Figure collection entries
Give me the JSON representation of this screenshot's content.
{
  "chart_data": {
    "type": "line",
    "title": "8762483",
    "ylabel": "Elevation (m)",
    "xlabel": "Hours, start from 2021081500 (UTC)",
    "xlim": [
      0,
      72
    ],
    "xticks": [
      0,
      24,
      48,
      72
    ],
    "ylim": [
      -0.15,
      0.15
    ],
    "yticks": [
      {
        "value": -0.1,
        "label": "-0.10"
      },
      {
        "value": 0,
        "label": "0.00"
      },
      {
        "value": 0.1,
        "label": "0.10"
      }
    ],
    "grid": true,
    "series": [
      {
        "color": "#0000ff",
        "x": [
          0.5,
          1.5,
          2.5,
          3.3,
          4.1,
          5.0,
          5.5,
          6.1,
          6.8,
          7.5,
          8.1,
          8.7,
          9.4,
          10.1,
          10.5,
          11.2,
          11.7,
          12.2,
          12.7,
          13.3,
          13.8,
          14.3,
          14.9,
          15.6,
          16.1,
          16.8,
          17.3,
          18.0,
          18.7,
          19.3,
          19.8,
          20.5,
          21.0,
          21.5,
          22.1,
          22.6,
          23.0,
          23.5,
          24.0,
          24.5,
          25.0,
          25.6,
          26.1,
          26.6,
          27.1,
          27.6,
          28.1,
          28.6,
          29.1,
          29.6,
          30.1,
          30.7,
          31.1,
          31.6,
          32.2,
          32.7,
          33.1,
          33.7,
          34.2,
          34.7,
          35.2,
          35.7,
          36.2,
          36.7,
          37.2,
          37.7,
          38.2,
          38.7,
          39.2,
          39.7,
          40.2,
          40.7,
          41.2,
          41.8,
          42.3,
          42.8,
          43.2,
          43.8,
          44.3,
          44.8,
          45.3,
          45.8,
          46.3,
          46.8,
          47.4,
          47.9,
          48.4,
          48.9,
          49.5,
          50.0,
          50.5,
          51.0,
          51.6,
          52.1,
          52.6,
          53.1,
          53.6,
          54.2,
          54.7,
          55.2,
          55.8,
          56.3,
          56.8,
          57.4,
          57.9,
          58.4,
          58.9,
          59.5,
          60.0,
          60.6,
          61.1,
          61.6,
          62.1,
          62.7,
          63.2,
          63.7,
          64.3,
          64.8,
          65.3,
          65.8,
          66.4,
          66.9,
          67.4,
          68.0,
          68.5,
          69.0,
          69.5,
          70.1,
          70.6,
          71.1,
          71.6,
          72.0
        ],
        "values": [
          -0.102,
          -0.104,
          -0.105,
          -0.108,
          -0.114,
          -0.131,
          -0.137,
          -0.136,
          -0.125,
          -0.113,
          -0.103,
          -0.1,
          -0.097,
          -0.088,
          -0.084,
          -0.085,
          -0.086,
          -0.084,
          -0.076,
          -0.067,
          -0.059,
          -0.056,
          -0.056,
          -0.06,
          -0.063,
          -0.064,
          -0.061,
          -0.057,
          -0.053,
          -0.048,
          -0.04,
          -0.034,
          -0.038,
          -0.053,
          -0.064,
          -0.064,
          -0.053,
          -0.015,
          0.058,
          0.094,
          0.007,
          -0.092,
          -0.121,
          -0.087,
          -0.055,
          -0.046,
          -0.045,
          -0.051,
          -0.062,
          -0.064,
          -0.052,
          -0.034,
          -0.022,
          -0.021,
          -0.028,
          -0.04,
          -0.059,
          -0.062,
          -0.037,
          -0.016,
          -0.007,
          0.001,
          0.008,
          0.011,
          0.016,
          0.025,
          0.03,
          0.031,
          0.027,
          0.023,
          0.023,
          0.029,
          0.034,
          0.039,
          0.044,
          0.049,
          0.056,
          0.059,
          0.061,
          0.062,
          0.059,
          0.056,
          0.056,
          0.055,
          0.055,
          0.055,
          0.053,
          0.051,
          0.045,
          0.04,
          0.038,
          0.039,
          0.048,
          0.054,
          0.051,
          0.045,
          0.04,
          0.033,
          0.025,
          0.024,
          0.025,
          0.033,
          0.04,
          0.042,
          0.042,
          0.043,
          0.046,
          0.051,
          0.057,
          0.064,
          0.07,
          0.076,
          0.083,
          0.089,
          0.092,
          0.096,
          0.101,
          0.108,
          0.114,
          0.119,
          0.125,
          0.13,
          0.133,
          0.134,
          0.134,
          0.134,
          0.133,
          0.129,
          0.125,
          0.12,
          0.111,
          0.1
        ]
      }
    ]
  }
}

**Stated goal**
Copy the records above exactly.

**Answer to the exercise**
Give me the JSON representation of this screenshot's content.
{
  "chart_data": {
    "type": "line",
    "title": "8762483",
    "ylabel": "Elevation (m)",
    "xlabel": "Hours, start from 2021081500 (UTC)",
    "xlim": [
      0,
      72
    ],
    "xticks": [
      0,
      24,
      48,
      72
    ],
    "ylim": [
      -0.15,
      0.15
    ],
    "yticks": [
      {
        "value": -0.1,
        "label": "-0.10"
      },
      {
        "value": 0,
        "label": "0.00"
      },
      {
        "value": 0.1,
        "label": "0.10"
      }
    ],
    "grid": true,
    "series": [
      {
        "color": "#0000ff",
        "x": [
          0.5,
          1.5,
          2.5,
          3.3,
          4.1,
          5.0,
          5.5,
          6.1,
          6.8,
          7.5,
          8.1,
          8.7,
          9.4,
          10.1,
          10.5,
          11.2,
          11.7,
          12.2,
          12.7,
          13.3,
          13.8,
          14.3,
          14.9,
          15.6,
          16.1,
          16.8,
          17.3,
          18.0,
          18.7,
          19.3,
          19.8,
          20.5,
          21.0,
          21.5,
          22.1,
          22.6,
          23.0,
          23.5,
          24.0,
          24.5,
          25.0,
          25.6,
          26.1,
          26.6,
          27.1,
          27.6,
          28.1,
          28.6,
          29.1,
          29.6,
          30.1,
          30.7,
          31.1,
          31.6,
          32.2,
          32.7,
          33.1,
          33.7,
          34.2,
          34.7,
          35.2,
          35.7,
          36.2,
          36.7,
          37.2,
          37.7,
          38.2,
          38.7,
          39.2,
          39.7,
          40.2,
          40.7,
          41.2,
          41.8,
          42.3,
          42.8,
          43.2,
          43.8,
          44.3,
          44.8,
          45.3,
          45.8,
          46.3,
          46.8,
          47.4,
          47.9,
          48.4,
          48.9,
          49.5,
          50.0,
          50.5,
          51.0,
          51.6,
          52.1,
          52.6,
          53.1,
          53.6,
          54.2,
          54.7,
          55.2,
          55.8,
          56.3,
          56.8,
          57.4,
          57.9,
          58.4,
          58.9,
          59.5,
          60.0,
          60.6,
          61.1,
          61.6,
          62.1,
          62.7,
          63.2,
          63.7,
          64.3,
          64.8,
          65.3,
          65.8,
          66.4,
          66.9,
          67.4,
          68.0,
          68.5,
          69.0,
          69.5,
          70.1,
          70.6,
          71.1,
          71.6,
          72.0
        ],
        "values": [
          -0.102,
          -0.104,
          -0.105,
          -0.108,
          -0.114,
          -0.131,
          -0.137,
          -0.136,
          -0.125,
          -0.113,
          -0.103,
          -0.1,
          -0.097,
          -0.088,
          -0.084,
          -0.085,
          -0.086,
          -0.084,
          -0.076,
          -0.067,
          -0.059,
          -0.056,
          -0.056,
          -0.06,
          -0.063,
          -0.064,
          -0.061,
          -0.057,
          -0.053,
          -0.048,
          -0.04,
          -0.034,
          -0.038,
          -0.053,
          -0.064,
          -0.064,
          -0.053,
          -0.015,
          0.058,
          0.094,
          0.007,
          -0.092,
          -0.121,
          -0.087,
          -0.055,
          -0.046,
          -0.045,
          -0.051,
          -0.062,
          -0.064,
          -0.052,
          -0.034,
          -0.022,
          -0.021,
          -0.028,
          -0.04,
          -0.059,
          -0.062,
          -0.037,
          -0.016,
          -0.007,
          0.001,
          0.008,
          0.011,
          0.016,
          0.025,
          0.03,
          0.031,
          0.027,
          0.023,
          0.023,
          0.029,
          0.034,
          0.039,
          0.044,
          0.049,
          0.056,
          0.059,
          0.061,
          0.062,
          0.059,
          0.056,
          0.056,
          0.055,
          0.055,
          0.055,
          0.053,
          0.051,
          0.045,
          0.04,
          0.038,
          0.039,
          0.048,
          0.054,
          0.051,
          0.045,
          0.04,
          0.033,
          0.025,
          0.024,
          0.025,
          0.033,
          0.04,
          0.042,
          0.042,
          0.043,
          0.046,
          0.051,
          0.057,
          0.064,
          0.07,
          0.076,
          0.083,
          0.089,
          0.092,
          0.096,
          0.101,
          0.108,
          0.114,
          0.119,
          0.125,
          0.13,
          0.133,
          0.134,
          0.134,
          0.134,
          0.133,
          0.129,
          0.125,
          0.12,
          0.111,
          0.1
        ]
      }
    ]
  }
}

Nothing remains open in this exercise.